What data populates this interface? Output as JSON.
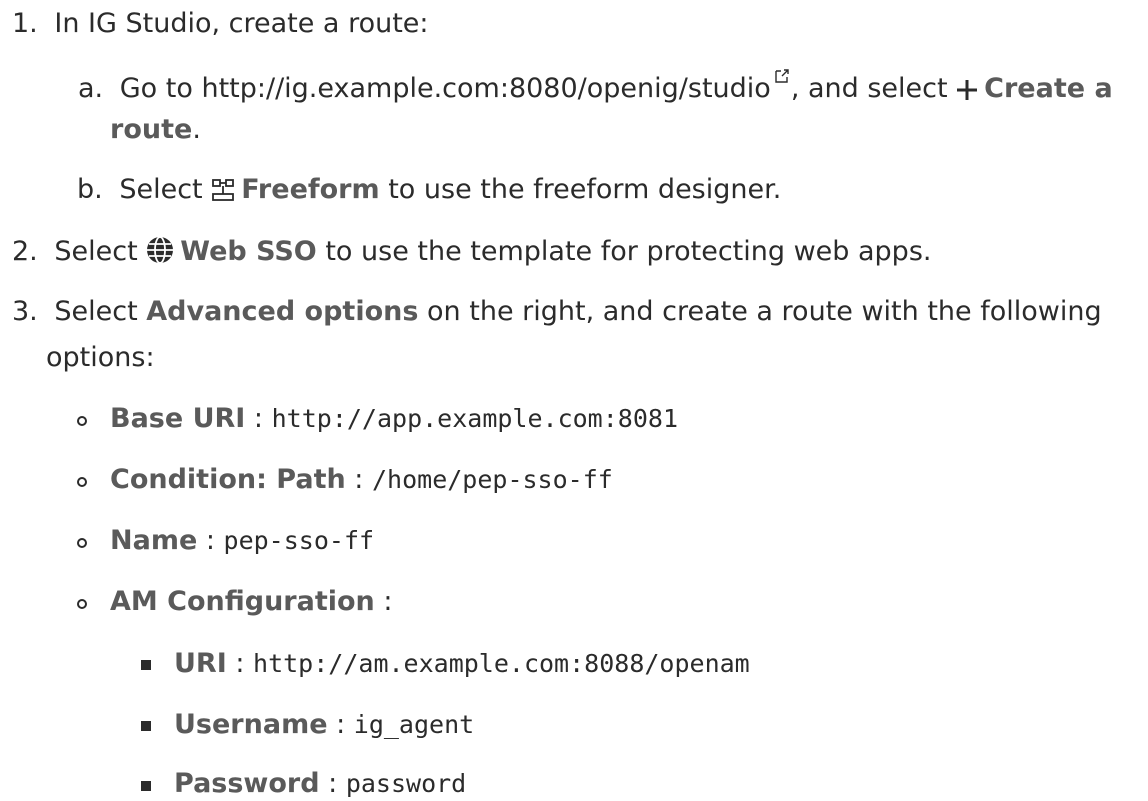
{
  "steps": [
    {
      "num": "1.",
      "text": "In IG Studio, create a route:",
      "substeps": [
        {
          "letter": "a.",
          "pre": "Go to ",
          "link": "http://ig.example.com:8080/openig/studio",
          "mid": ", and select ",
          "bold1": "Create a",
          "bold2": "route",
          "end": ".",
          "icons": [
            "external-link-icon",
            "plus-icon"
          ]
        },
        {
          "letter": "b.",
          "pre": "Select ",
          "bold": "Freeform",
          "post": " to use the freeform designer.",
          "icon": "freeform-icon"
        }
      ]
    },
    {
      "num": "2.",
      "pre": "Select ",
      "bold": "Web SSO",
      "post": " to use the template for protecting web apps.",
      "icon": "globe-icon"
    },
    {
      "num": "3.",
      "pre": "Select ",
      "bold": "Advanced options",
      "post": " on the right, and create a route with the following",
      "cont": "options:",
      "options": [
        {
          "label": "Base URI",
          "sep": " : ",
          "value": "http://app.example.com:8081"
        },
        {
          "label": "Condition: Path",
          "sep": " : ",
          "value": "/home/pep-sso-ff"
        },
        {
          "label": "Name",
          "sep": " : ",
          "value": "pep-sso-ff"
        },
        {
          "label": "AM Configuration",
          "sep": " :",
          "value": ""
        }
      ],
      "am_options": [
        {
          "label": "URI",
          "sep": " : ",
          "value": "http://am.example.com:8088/openam"
        },
        {
          "label": "Username",
          "sep": " : ",
          "value": "ig_agent"
        },
        {
          "label": "Password",
          "sep": " : ",
          "value": "password"
        }
      ]
    }
  ],
  "colors": {
    "text": "#2b2b2b",
    "bold": "#5a5a5a",
    "background": "#ffffff"
  }
}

++++++++++

Pick out and copy every line that contains the word "text".

      "text": "In IG Studio, create a route:",
    "text": "#2b2b2b",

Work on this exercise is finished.